Work to complete:
Collect every line below that contains the word "title".

--- START Excerpted records ---

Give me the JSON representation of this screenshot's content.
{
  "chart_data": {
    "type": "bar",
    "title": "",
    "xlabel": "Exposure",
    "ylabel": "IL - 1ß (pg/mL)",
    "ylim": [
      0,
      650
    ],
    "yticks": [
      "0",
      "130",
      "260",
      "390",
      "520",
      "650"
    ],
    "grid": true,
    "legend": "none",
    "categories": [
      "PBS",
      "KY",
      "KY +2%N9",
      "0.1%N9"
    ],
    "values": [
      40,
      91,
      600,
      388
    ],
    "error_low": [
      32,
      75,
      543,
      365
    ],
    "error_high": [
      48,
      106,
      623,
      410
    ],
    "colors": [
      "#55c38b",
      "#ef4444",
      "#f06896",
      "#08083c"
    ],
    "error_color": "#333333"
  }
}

--- END Excerpted records ---
--- START Excerpted records ---

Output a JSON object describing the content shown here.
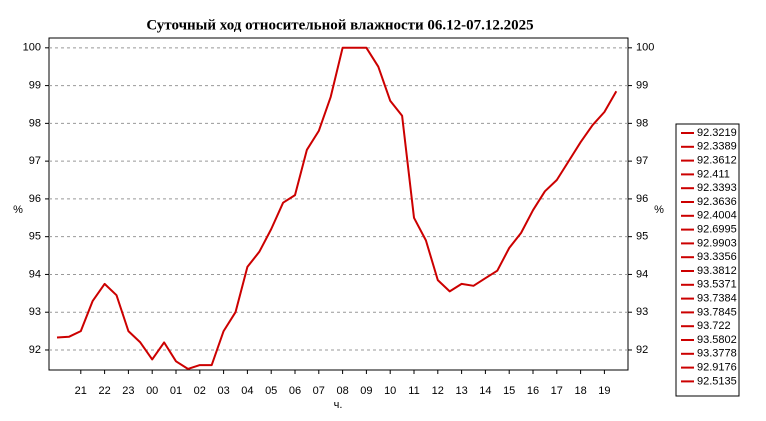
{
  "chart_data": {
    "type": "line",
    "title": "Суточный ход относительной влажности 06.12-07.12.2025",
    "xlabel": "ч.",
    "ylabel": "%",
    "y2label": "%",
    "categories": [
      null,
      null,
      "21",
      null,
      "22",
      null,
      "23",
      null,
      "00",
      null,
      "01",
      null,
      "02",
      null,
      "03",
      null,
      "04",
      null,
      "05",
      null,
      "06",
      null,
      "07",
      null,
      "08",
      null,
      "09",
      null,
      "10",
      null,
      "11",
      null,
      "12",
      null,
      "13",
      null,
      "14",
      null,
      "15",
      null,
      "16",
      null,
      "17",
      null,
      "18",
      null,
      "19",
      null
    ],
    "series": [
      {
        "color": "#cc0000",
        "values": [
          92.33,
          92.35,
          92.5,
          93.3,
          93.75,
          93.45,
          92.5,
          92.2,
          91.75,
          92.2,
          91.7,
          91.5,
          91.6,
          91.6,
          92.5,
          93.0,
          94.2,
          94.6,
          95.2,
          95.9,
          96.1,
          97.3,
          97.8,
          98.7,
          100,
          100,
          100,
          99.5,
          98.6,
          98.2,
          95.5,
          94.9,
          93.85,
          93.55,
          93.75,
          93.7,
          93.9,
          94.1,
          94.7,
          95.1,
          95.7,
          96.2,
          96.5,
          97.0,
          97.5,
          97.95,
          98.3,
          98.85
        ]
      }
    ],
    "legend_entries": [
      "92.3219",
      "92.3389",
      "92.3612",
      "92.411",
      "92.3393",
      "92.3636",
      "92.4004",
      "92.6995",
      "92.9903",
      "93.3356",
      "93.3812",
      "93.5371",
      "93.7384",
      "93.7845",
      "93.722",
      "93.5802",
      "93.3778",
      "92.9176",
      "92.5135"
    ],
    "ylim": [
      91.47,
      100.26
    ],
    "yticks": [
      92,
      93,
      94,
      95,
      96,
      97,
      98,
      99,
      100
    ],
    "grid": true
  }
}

--- END Excerpted records ---

Solved problem:
    "title": "",
    "title": "Суточный ход относительной влажности 06.12-07.12.2025",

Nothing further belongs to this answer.